■ **Problem statement**:
Omit every picture while repeating the entries exactly.

[Begin]

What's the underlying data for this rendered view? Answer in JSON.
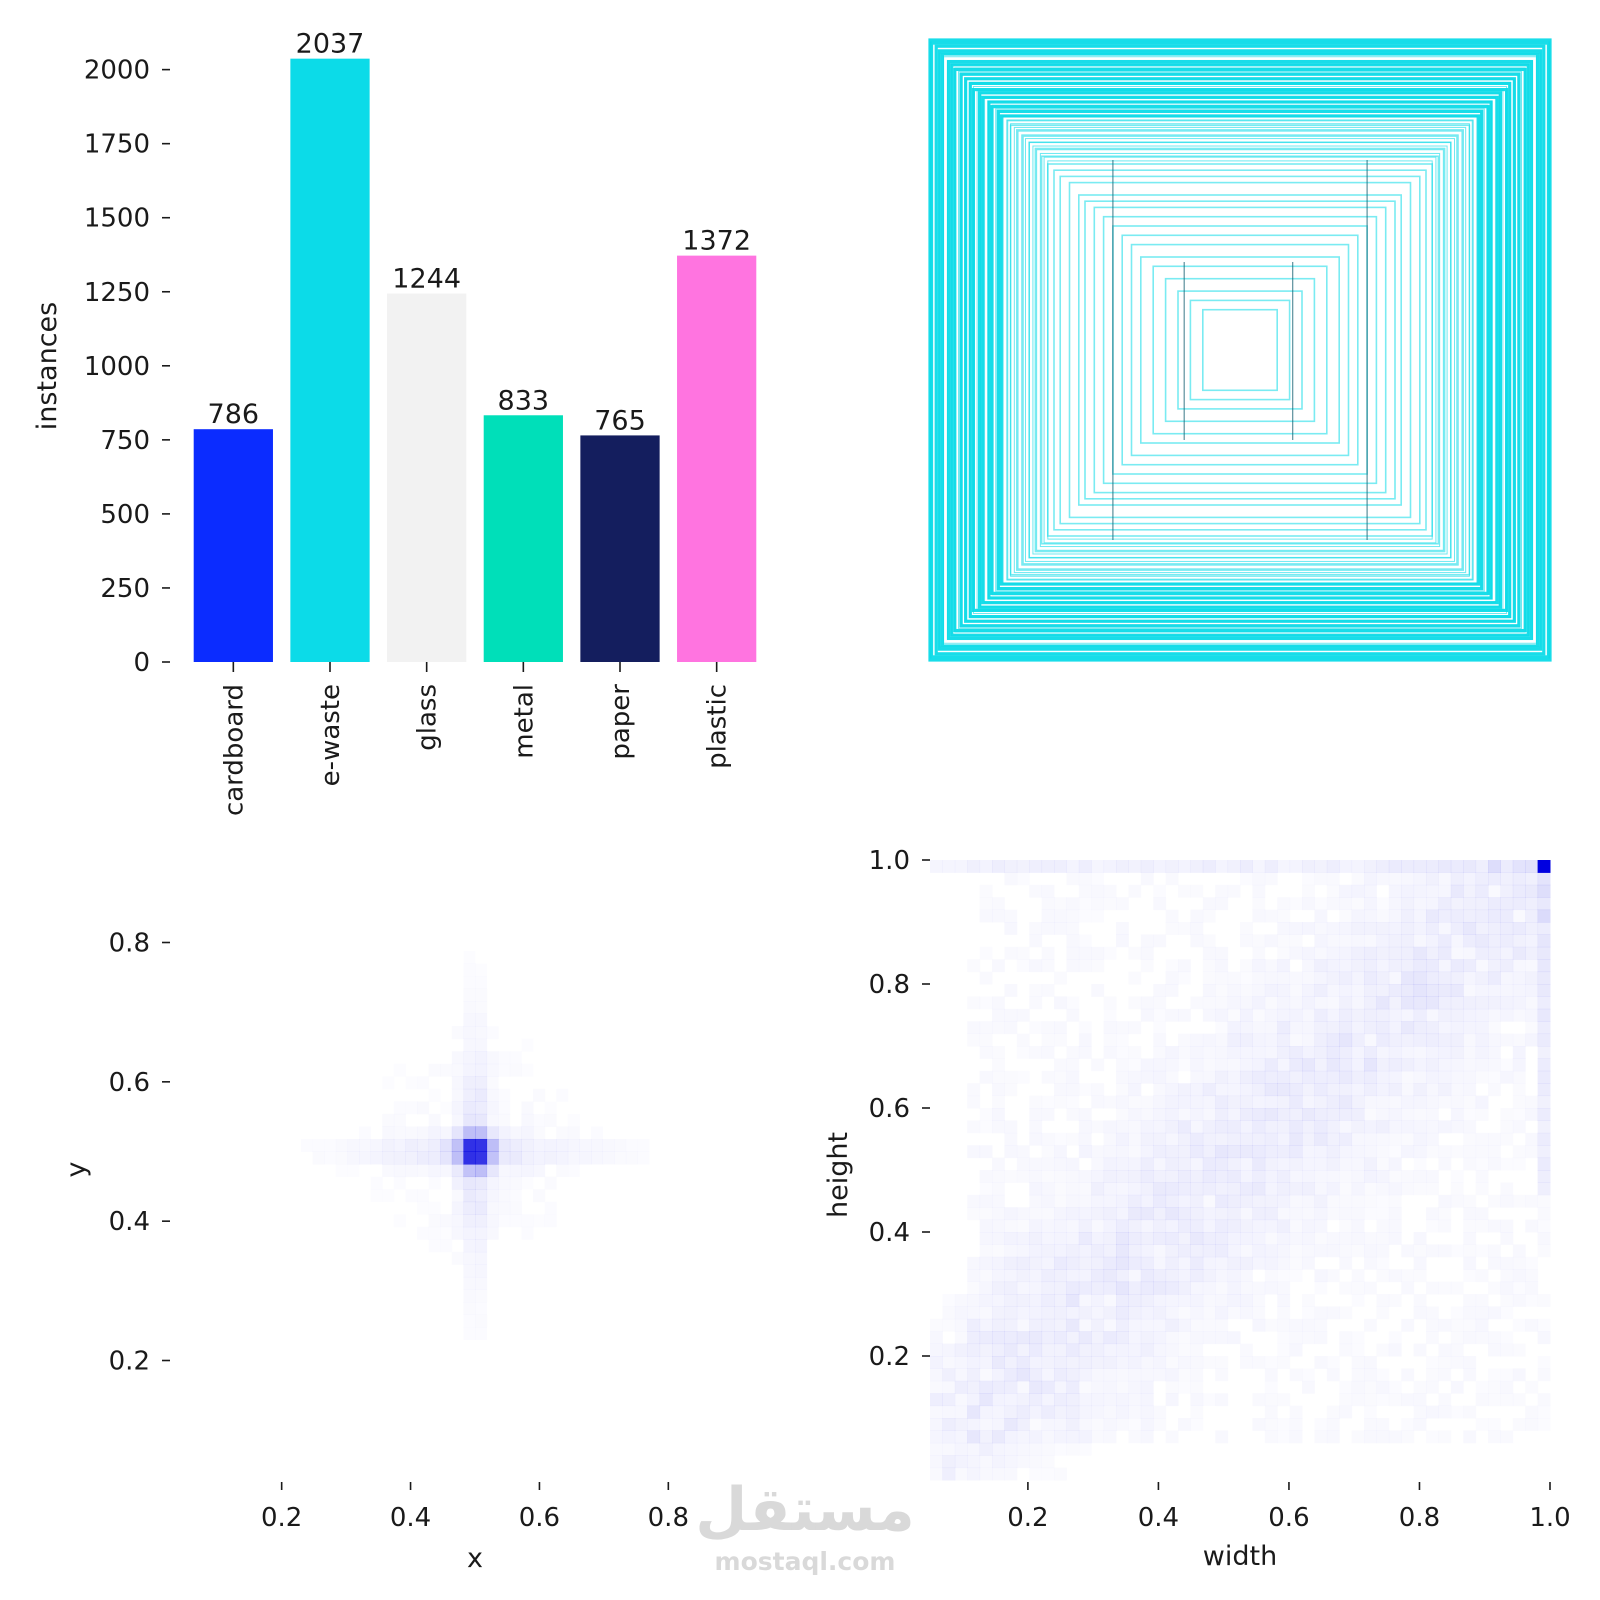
{
  "chart_data": [
    {
      "type": "bar",
      "panel": "class-counts",
      "categories": [
        "cardboard",
        "e-waste",
        "glass",
        "metal",
        "paper",
        "plastic"
      ],
      "values": [
        786,
        2037,
        1244,
        833,
        765,
        1372
      ],
      "value_labels": [
        "786",
        "2037",
        "1244",
        "833",
        "765",
        "1372"
      ],
      "colors": [
        "#0b2cff",
        "#0cdbe8",
        "#f2f2f2",
        "#00dfb9",
        "#141e5e",
        "#ff74e0"
      ],
      "xlabel": "",
      "ylabel": "instances",
      "ylim": [
        0,
        2100
      ],
      "yticks": [
        0,
        250,
        500,
        750,
        1000,
        1250,
        1500,
        1750,
        2000
      ],
      "ytick_labels": [
        "0",
        "250",
        "500",
        "750",
        "1000",
        "1250",
        "1500",
        "1750",
        "2000"
      ]
    },
    {
      "type": "other",
      "panel": "box-overlay",
      "description": "nested centered bounding-box outlines",
      "line_color": "#0cdbe8",
      "boxes_wh": [
        [
          1.0,
          1.0
        ],
        [
          0.995,
          0.99
        ],
        [
          0.98,
          0.98
        ],
        [
          0.97,
          0.965
        ],
        [
          0.96,
          0.955
        ],
        [
          0.94,
          0.93
        ],
        [
          0.93,
          0.92
        ],
        [
          0.92,
          0.905
        ],
        [
          0.9,
          0.89
        ],
        [
          0.885,
          0.875
        ],
        [
          0.87,
          0.86
        ],
        [
          0.86,
          0.84
        ],
        [
          0.84,
          0.83
        ],
        [
          0.83,
          0.815
        ],
        [
          0.81,
          0.8
        ],
        [
          0.8,
          0.785
        ],
        [
          0.78,
          0.77
        ],
        [
          0.77,
          0.755
        ],
        [
          0.75,
          0.74
        ],
        [
          0.74,
          0.725
        ],
        [
          0.72,
          0.71
        ],
        [
          0.7,
          0.69
        ],
        [
          0.68,
          0.67
        ],
        [
          0.66,
          0.65
        ],
        [
          0.64,
          0.625
        ],
        [
          0.62,
          0.6
        ],
        [
          0.6,
          0.58
        ],
        [
          0.58,
          0.56
        ],
        [
          0.55,
          0.54
        ],
        [
          0.52,
          0.5
        ],
        [
          0.5,
          0.48
        ],
        [
          0.47,
          0.46
        ],
        [
          0.44,
          0.43
        ],
        [
          0.41,
          0.4
        ],
        [
          0.38,
          0.37
        ],
        [
          0.35,
          0.34
        ],
        [
          0.32,
          0.3
        ],
        [
          0.28,
          0.27
        ],
        [
          0.24,
          0.23
        ],
        [
          0.2,
          0.19
        ],
        [
          0.16,
          0.16
        ],
        [
          0.12,
          0.13
        ]
      ],
      "dark_segments_x": [
        0.295,
        0.41,
        0.585,
        0.705
      ]
    },
    {
      "type": "heatmap",
      "panel": "center-distribution",
      "xlabel": "x",
      "ylabel": "y",
      "xlim": [
        0.05,
        0.95
      ],
      "ylim": [
        0.05,
        0.95
      ],
      "xticks": [
        0.2,
        0.4,
        0.6,
        0.8
      ],
      "xtick_labels": [
        "0.2",
        "0.4",
        "0.6",
        "0.8"
      ],
      "yticks": [
        0.2,
        0.4,
        0.6,
        0.8
      ],
      "ytick_labels": [
        "0.2",
        "0.4",
        "0.6",
        "0.8"
      ],
      "color": "#0000e0",
      "peak": {
        "x": 0.5,
        "y": 0.5,
        "density": 1.0
      },
      "grid_on": false
    },
    {
      "type": "heatmap",
      "panel": "size-distribution",
      "xlabel": "width",
      "ylabel": "height",
      "xlim": [
        0.05,
        1.0
      ],
      "ylim": [
        0.0,
        1.0
      ],
      "xticks": [
        0.2,
        0.4,
        0.6,
        0.8,
        1.0
      ],
      "xtick_labels": [
        "0.2",
        "0.4",
        "0.6",
        "0.8",
        "1.0"
      ],
      "yticks": [
        0.2,
        0.4,
        0.6,
        0.8,
        1.0
      ],
      "ytick_labels": [
        "0.2",
        "0.4",
        "0.6",
        "0.8",
        "1.0"
      ],
      "color": "#0000e0",
      "peak": {
        "x": 0.99,
        "y": 0.99,
        "density": 1.0
      },
      "grid_on": false
    }
  ],
  "watermark": {
    "arabic": "مستقل",
    "latin": "mostaql.com"
  }
}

[End]

■ **Solved exercise**:
What's the underlying data for this rendered view? Answer in JSON.
{
  "chart_data": [
    {
      "type": "bar",
      "panel": "class-counts",
      "categories": [
        "cardboard",
        "e-waste",
        "glass",
        "metal",
        "paper",
        "plastic"
      ],
      "values": [
        786,
        2037,
        1244,
        833,
        765,
        1372
      ],
      "value_labels": [
        "786",
        "2037",
        "1244",
        "833",
        "765",
        "1372"
      ],
      "colors": [
        "#0b2cff",
        "#0cdbe8",
        "#f2f2f2",
        "#00dfb9",
        "#141e5e",
        "#ff74e0"
      ],
      "xlabel": "",
      "ylabel": "instances",
      "ylim": [
        0,
        2100
      ],
      "yticks": [
        0,
        250,
        500,
        750,
        1000,
        1250,
        1500,
        1750,
        2000
      ],
      "ytick_labels": [
        "0",
        "250",
        "500",
        "750",
        "1000",
        "1250",
        "1500",
        "1750",
        "2000"
      ]
    },
    {
      "type": "other",
      "panel": "box-overlay",
      "description": "nested centered bounding-box outlines",
      "line_color": "#0cdbe8",
      "boxes_wh": [
        [
          1.0,
          1.0
        ],
        [
          0.995,
          0.99
        ],
        [
          0.98,
          0.98
        ],
        [
          0.97,
          0.965
        ],
        [
          0.96,
          0.955
        ],
        [
          0.94,
          0.93
        ],
        [
          0.93,
          0.92
        ],
        [
          0.92,
          0.905
        ],
        [
          0.9,
          0.89
        ],
        [
          0.885,
          0.875
        ],
        [
          0.87,
          0.86
        ],
        [
          0.86,
          0.84
        ],
        [
          0.84,
          0.83
        ],
        [
          0.83,
          0.815
        ],
        [
          0.81,
          0.8
        ],
        [
          0.8,
          0.785
        ],
        [
          0.78,
          0.77
        ],
        [
          0.77,
          0.755
        ],
        [
          0.75,
          0.74
        ],
        [
          0.74,
          0.725
        ],
        [
          0.72,
          0.71
        ],
        [
          0.7,
          0.69
        ],
        [
          0.68,
          0.67
        ],
        [
          0.66,
          0.65
        ],
        [
          0.64,
          0.625
        ],
        [
          0.62,
          0.6
        ],
        [
          0.6,
          0.58
        ],
        [
          0.58,
          0.56
        ],
        [
          0.55,
          0.54
        ],
        [
          0.52,
          0.5
        ],
        [
          0.5,
          0.48
        ],
        [
          0.47,
          0.46
        ],
        [
          0.44,
          0.43
        ],
        [
          0.41,
          0.4
        ],
        [
          0.38,
          0.37
        ],
        [
          0.35,
          0.34
        ],
        [
          0.32,
          0.3
        ],
        [
          0.28,
          0.27
        ],
        [
          0.24,
          0.23
        ],
        [
          0.2,
          0.19
        ],
        [
          0.16,
          0.16
        ],
        [
          0.12,
          0.13
        ]
      ],
      "dark_segments_x": [
        0.295,
        0.41,
        0.585,
        0.705
      ]
    },
    {
      "type": "heatmap",
      "panel": "center-distribution",
      "xlabel": "x",
      "ylabel": "y",
      "xlim": [
        0.05,
        0.95
      ],
      "ylim": [
        0.05,
        0.95
      ],
      "xticks": [
        0.2,
        0.4,
        0.6,
        0.8
      ],
      "xtick_labels": [
        "0.2",
        "0.4",
        "0.6",
        "0.8"
      ],
      "yticks": [
        0.2,
        0.4,
        0.6,
        0.8
      ],
      "ytick_labels": [
        "0.2",
        "0.4",
        "0.6",
        "0.8"
      ],
      "color": "#0000e0",
      "peak": {
        "x": 0.5,
        "y": 0.5,
        "density": 1.0
      },
      "grid_on": false
    },
    {
      "type": "heatmap",
      "panel": "size-distribution",
      "xlabel": "width",
      "ylabel": "height",
      "xlim": [
        0.05,
        1.0
      ],
      "ylim": [
        0.0,
        1.0
      ],
      "xticks": [
        0.2,
        0.4,
        0.6,
        0.8,
        1.0
      ],
      "xtick_labels": [
        "0.2",
        "0.4",
        "0.6",
        "0.8",
        "1.0"
      ],
      "yticks": [
        0.2,
        0.4,
        0.6,
        0.8,
        1.0
      ],
      "ytick_labels": [
        "0.2",
        "0.4",
        "0.6",
        "0.8",
        "1.0"
      ],
      "color": "#0000e0",
      "peak": {
        "x": 0.99,
        "y": 0.99,
        "density": 1.0
      },
      "grid_on": false
    }
  ],
  "watermark": {
    "arabic": "مستقل",
    "latin": "mostaql.com"
  }
}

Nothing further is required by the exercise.